Task input →
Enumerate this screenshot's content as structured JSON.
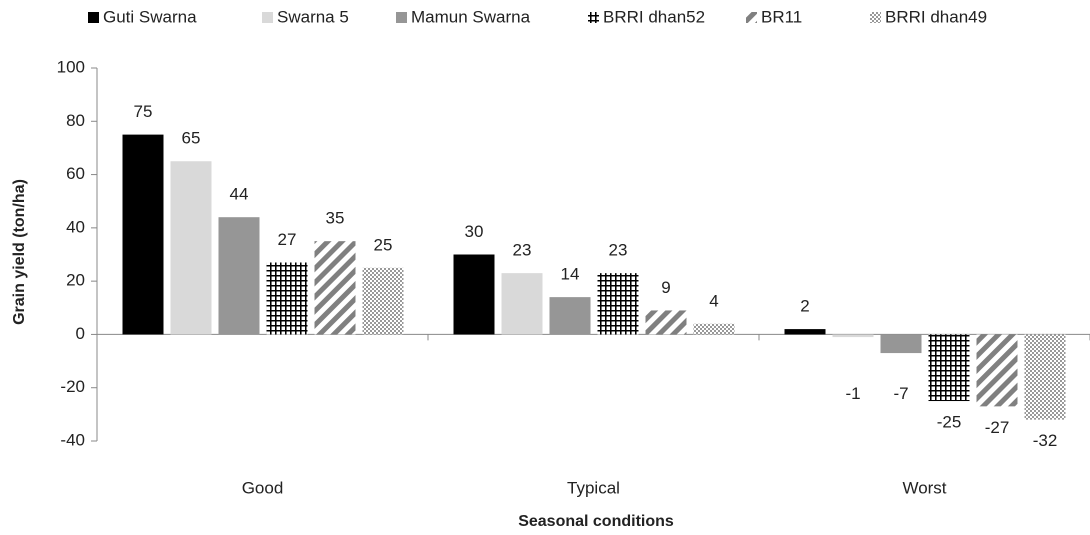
{
  "chart_data": {
    "type": "bar",
    "x_label": "Seasonal conditions",
    "y_label": "Grain yield (ton/ha)",
    "categories": [
      "Good",
      "Typical",
      "Worst"
    ],
    "series": [
      {
        "name": "Guti Swarna",
        "color": "#000000",
        "pattern": "solid",
        "values": [
          75,
          30,
          2
        ]
      },
      {
        "name": "Swarna 5",
        "color": "#d9d9d9",
        "pattern": "solid",
        "values": [
          65,
          23,
          -1
        ]
      },
      {
        "name": "Mamun Swarna",
        "color": "#969696",
        "pattern": "solid",
        "values": [
          44,
          14,
          -7
        ]
      },
      {
        "name": "BRRI dhan52",
        "color": "#000000",
        "pattern": "grid",
        "values": [
          27,
          23,
          -25
        ]
      },
      {
        "name": "BR11",
        "color": "#808080",
        "pattern": "diagonal",
        "values": [
          35,
          9,
          -27
        ]
      },
      {
        "name": "BRRI dhan49",
        "color": "#999999",
        "pattern": "dots",
        "values": [
          25,
          4,
          -32
        ]
      }
    ],
    "ylim": [
      -40,
      100
    ],
    "yticks": [
      -40,
      -20,
      0,
      20,
      40,
      60,
      80,
      100
    ],
    "grid": false,
    "legend": "top"
  }
}
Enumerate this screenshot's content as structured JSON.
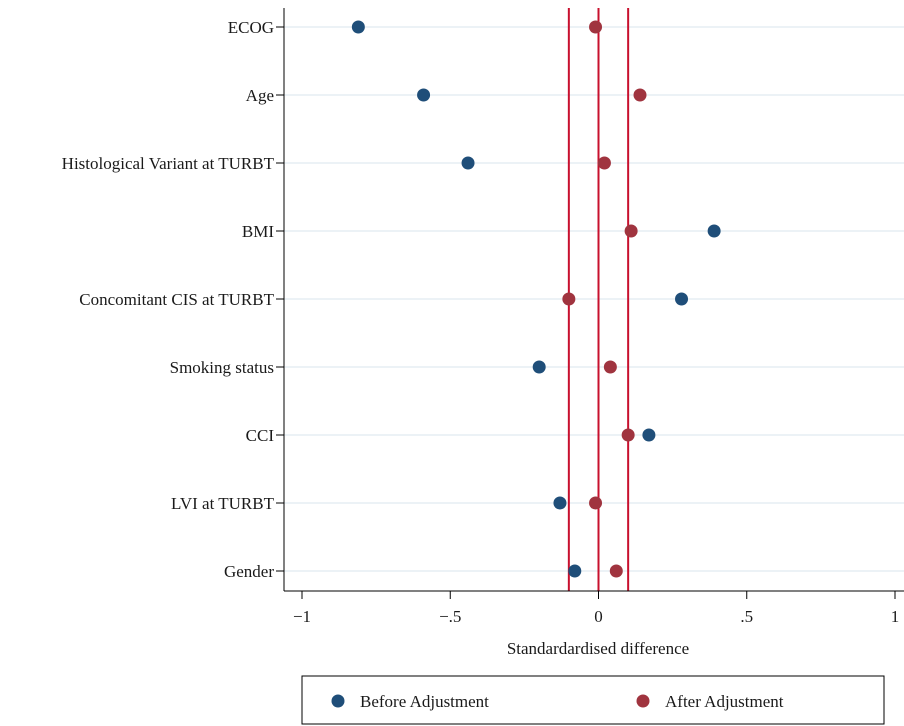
{
  "chart_data": {
    "type": "scatter",
    "orientation": "horizontal-dot-plot",
    "xlabel": "Standardardised difference",
    "xlim": [
      -1,
      1
    ],
    "xticks": [
      -1,
      -0.5,
      0,
      0.5,
      1
    ],
    "xtick_labels": [
      "−1",
      "−.5",
      "0",
      ".5",
      "1"
    ],
    "categories": [
      "ECOG",
      "Age",
      "Histological Variant at TURBT",
      "BMI",
      "Concomitant CIS at TURBT",
      "Smoking status",
      "CCI",
      "LVI at TURBT",
      "Gender"
    ],
    "series": [
      {
        "name": "Before Adjustment",
        "color": "#1f4e79",
        "values": [
          -0.81,
          -0.59,
          -0.44,
          0.39,
          0.28,
          -0.2,
          0.17,
          -0.13,
          -0.08
        ]
      },
      {
        "name": "After Adjustment",
        "color": "#a0343f",
        "values": [
          -0.01,
          0.14,
          0.02,
          0.11,
          -0.1,
          0.04,
          0.1,
          -0.01,
          0.06
        ]
      }
    ],
    "reference_lines": {
      "x": [
        -0.1,
        0,
        0.1
      ],
      "color": "#c8102e"
    },
    "grid": true,
    "legend_position": "bottom"
  }
}
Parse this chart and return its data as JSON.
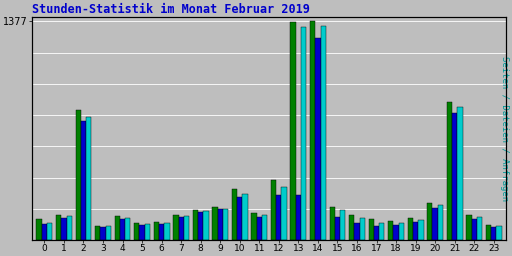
{
  "title": "Stunden-Statistik im Monat Februar 2019",
  "ylabel_right": "Seiten / Dateien / Anfragen",
  "ytick_label": "1377",
  "hours": [
    0,
    1,
    2,
    3,
    4,
    5,
    6,
    7,
    8,
    9,
    10,
    11,
    12,
    13,
    14,
    15,
    16,
    17,
    18,
    19,
    20,
    21,
    22,
    23
  ],
  "seiten": [
    130,
    160,
    820,
    90,
    150,
    110,
    115,
    160,
    190,
    205,
    320,
    170,
    375,
    1370,
    1377,
    205,
    155,
    130,
    120,
    140,
    235,
    870,
    155,
    95
  ],
  "dateien": [
    100,
    140,
    750,
    85,
    130,
    95,
    100,
    145,
    175,
    195,
    270,
    145,
    285,
    285,
    1270,
    145,
    105,
    90,
    95,
    115,
    200,
    800,
    130,
    82
  ],
  "anfragen": [
    110,
    150,
    775,
    88,
    140,
    100,
    108,
    150,
    182,
    198,
    290,
    158,
    335,
    1340,
    1345,
    190,
    140,
    110,
    108,
    125,
    218,
    835,
    142,
    88
  ],
  "color_seiten": "#008000",
  "color_dateien": "#0000CC",
  "color_anfragen": "#00CCCC",
  "bg_color": "#BEBEBE",
  "plot_bg": "#BEBEBE",
  "title_color": "#0000CC",
  "right_label_color": "#009999",
  "ymax": 1377,
  "bar_width": 0.27,
  "grid_color": "#AAAAAA",
  "figsize": [
    5.12,
    2.56
  ],
  "dpi": 100
}
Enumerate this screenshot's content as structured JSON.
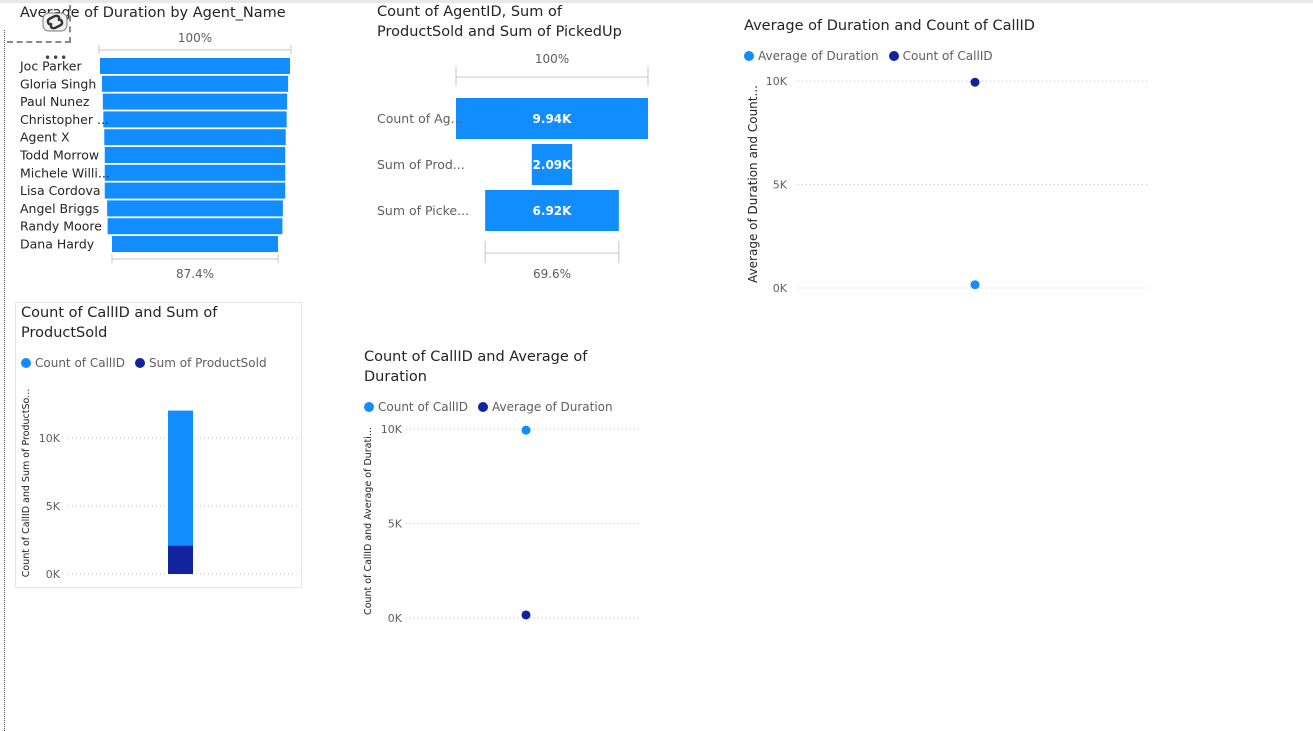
{
  "colors": {
    "light_blue": "#118dff",
    "dark_blue": "#12239e",
    "grid": "#c8c6c4",
    "axis_text": "#605e5c"
  },
  "visual1": {
    "title": "Average of Duration by Agent_Name",
    "top_label": "100%",
    "bottom_label": "87.4%",
    "more_options": "•••"
  },
  "visual2": {
    "title": "Count of AgentID, Sum of\nProductSold and Sum of PickedUp",
    "top_label": "100%",
    "bottom_label": "69.6%"
  },
  "visual3": {
    "title": "Average of Duration and Count of CallID",
    "legend": [
      "Average of Duration",
      "Count of CallID"
    ],
    "ylabel": "Average of Duration and Count..."
  },
  "visual4": {
    "title": "Count of CallID and Sum of\nProductSold",
    "legend": [
      "Count of CallID",
      "Sum of ProductSold"
    ],
    "ylabel": "Count of CallID and Sum of ProductSo..."
  },
  "visual5": {
    "title": "Count of CallID and Average of\nDuration",
    "legend": [
      "Count of CallID",
      "Average of Duration"
    ],
    "ylabel": "Count of CallID and Average of Durati..."
  },
  "chart_data": [
    {
      "type": "bar",
      "title": "Average of Duration by Agent_Name",
      "categories": [
        "Joe Parker",
        "Gloria Singh",
        "Paul Nunez",
        "Christopher ...",
        "Agent X",
        "Todd Morrow",
        "Michele Willi...",
        "Lisa Cordova",
        "Angel Briggs",
        "Randy Moore",
        "Dana Hardy"
      ],
      "category_labels": [
        "Joc    Parker",
        "Gloria Singh",
        "Paul Nunez",
        "Christopher ...",
        "Agent X",
        "Todd Morrow",
        "Michele Willi...",
        "Lisa Cordova",
        "Angel Briggs",
        "Randy Moore",
        "Dana Hardy"
      ],
      "values_pct": [
        100,
        98,
        97,
        96.5,
        95.5,
        95,
        95,
        95,
        92.5,
        92,
        87.4
      ],
      "annotations": [
        "100%",
        "87.4%"
      ]
    },
    {
      "type": "bar",
      "title": "Count of AgentID, Sum of ProductSold and Sum of PickedUp",
      "categories": [
        "Count of Ag...",
        "Sum of Prod...",
        "Sum of Picke..."
      ],
      "values": [
        9940,
        2090,
        6920
      ],
      "data_labels": [
        "9.94K",
        "2.09K",
        "6.92K"
      ],
      "annotations": [
        "100%",
        "69.6%"
      ]
    },
    {
      "type": "scatter",
      "title": "Average of Duration and Count of CallID",
      "series": [
        {
          "name": "Average of Duration",
          "values": [
            160
          ]
        },
        {
          "name": "Count of CallID",
          "values": [
            9940
          ]
        }
      ],
      "yticks": [
        "10K",
        "5K",
        "0K"
      ],
      "ylim": [
        0,
        10000
      ],
      "ylabel": "Average of Duration and Count...",
      "grid": true,
      "legend_position": "top-left"
    },
    {
      "type": "bar",
      "stacked": true,
      "title": "Count of CallID and Sum of ProductSold",
      "series": [
        {
          "name": "Count of CallID",
          "values": [
            9940
          ]
        },
        {
          "name": "Sum of ProductSold",
          "values": [
            2090
          ]
        }
      ],
      "yticks": [
        "10K",
        "5K",
        "0K"
      ],
      "ylim": [
        0,
        12000
      ],
      "ylabel": "Count of CallID and Sum of ProductSo...",
      "grid": true,
      "legend_position": "top-left"
    },
    {
      "type": "scatter",
      "title": "Count of CallID and Average of Duration",
      "series": [
        {
          "name": "Count of CallID",
          "values": [
            9940
          ]
        },
        {
          "name": "Average of Duration",
          "values": [
            160
          ]
        }
      ],
      "yticks": [
        "10K",
        "5K",
        "0K"
      ],
      "ylim": [
        0,
        10000
      ],
      "ylabel": "Count of CallID and Average of Durati...",
      "grid": true,
      "legend_position": "top-left"
    }
  ]
}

Problem →
Among the records above, how many lines carry the string "Adjustment"? Reply with the number alone.

Exercise answer →
2